-- start of DATASET RECORDS --

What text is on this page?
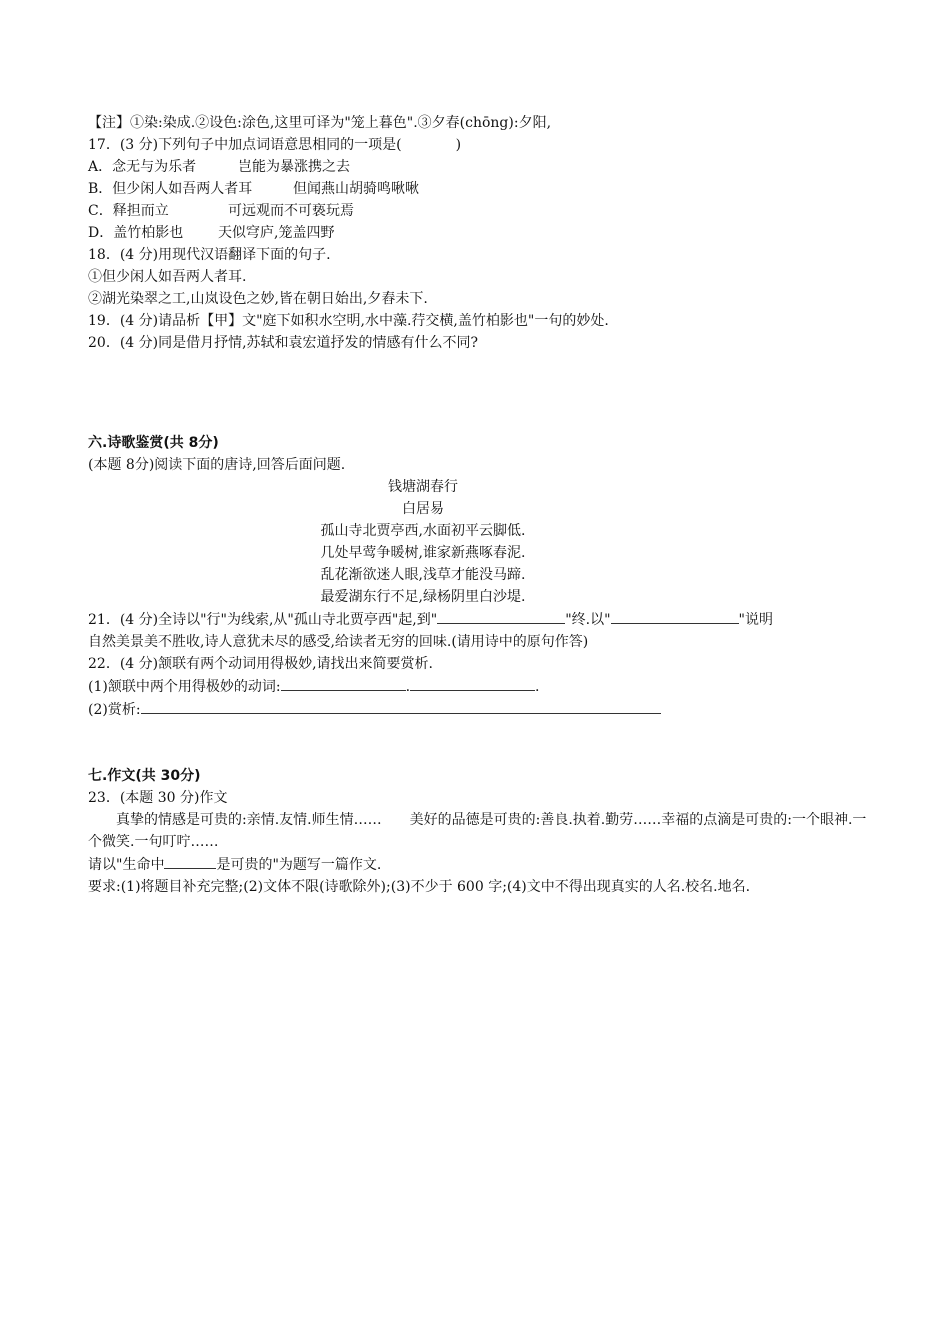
【注】①染:染成.②设色:涂色,这里可译为"笼上暮色".③夕春(chōng):夕阳,
17．(3 分)下列句子中加点词语意思相同的一项是(	)
A．念无与为乐者	岂能为暴涨携之去
B．但少闲人如吾两人者耳	但闻燕山胡骑鸣啾啾
C．释担而立	可远观而不可亵玩焉
D．盖竹柏影也 天似穹庐,笼盖四野
18．(4 分)用现代汉语翻译下面的句子.
①但少闲人如吾两人者耳.
②湖光染翠之工,山岚设色之妙,皆在朝日始出,夕舂未下.
19．(4 分)请品析【甲】文"庭下如积水空明,水中藻.荇交横,盖竹柏影也"一句的妙处.
20．(4 分)同是借月抒情,苏轼和袁宏道抒发的情感有什么不同?
六.诗歌鉴赏(共 8分)
(本题 8分)阅读下面的唐诗,回答后面问题.
钱塘湖春行
白居易
孤山寺北贾亭西,水面初平云脚低.
几处早莺争暖树,谁家新燕啄春泥.
乱花渐欲迷人眼,浅草才能没马蹄.
最爱湖东行不足,绿杨阴里白沙堤.
21．(4 分)全诗以"行"为线索,从"孤山寺北贾亭西"起,到"	"终.以"	"说明
自然美景美不胜收,诗人意犹未尽的感受,给读者无穷的回味.(请用诗中的原句作答)
22．(4 分)颔联有两个动词用得极妙,请找出来简要赏析.
(1)颔联中两个用得极妙的动词:	.	.
(2)赏析:
七.作文(共 30分)
23．(本题 30 分)作文
真挚的情感是可贵的:亲情.友情.师生情……　　美好的品德是可贵的:善良.执着.勤劳……幸福的点滴是可贵的:一个眼神.一个微笑.一句叮咛……
请以"生命中	是可贵的"为题写一篇作文.
要求:(1)将题目补充完整;(2)文体不限(诗歌除外);(3)不少于 600 字;(4)文中不得出现真实的人名.校名.地名.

-- end of DATASET RECORDS --

SHORT EXERCISE :: Copy every line in the entries above that has the string "盖竹柏影也" in it.

EXERCISE SOLUTION ::
D．盖竹柏影也 天似穹庐,笼盖四野
19．(4 分)请品析【甲】文"庭下如积水空明,水中藻.荇交横,盖竹柏影也"一句的妙处.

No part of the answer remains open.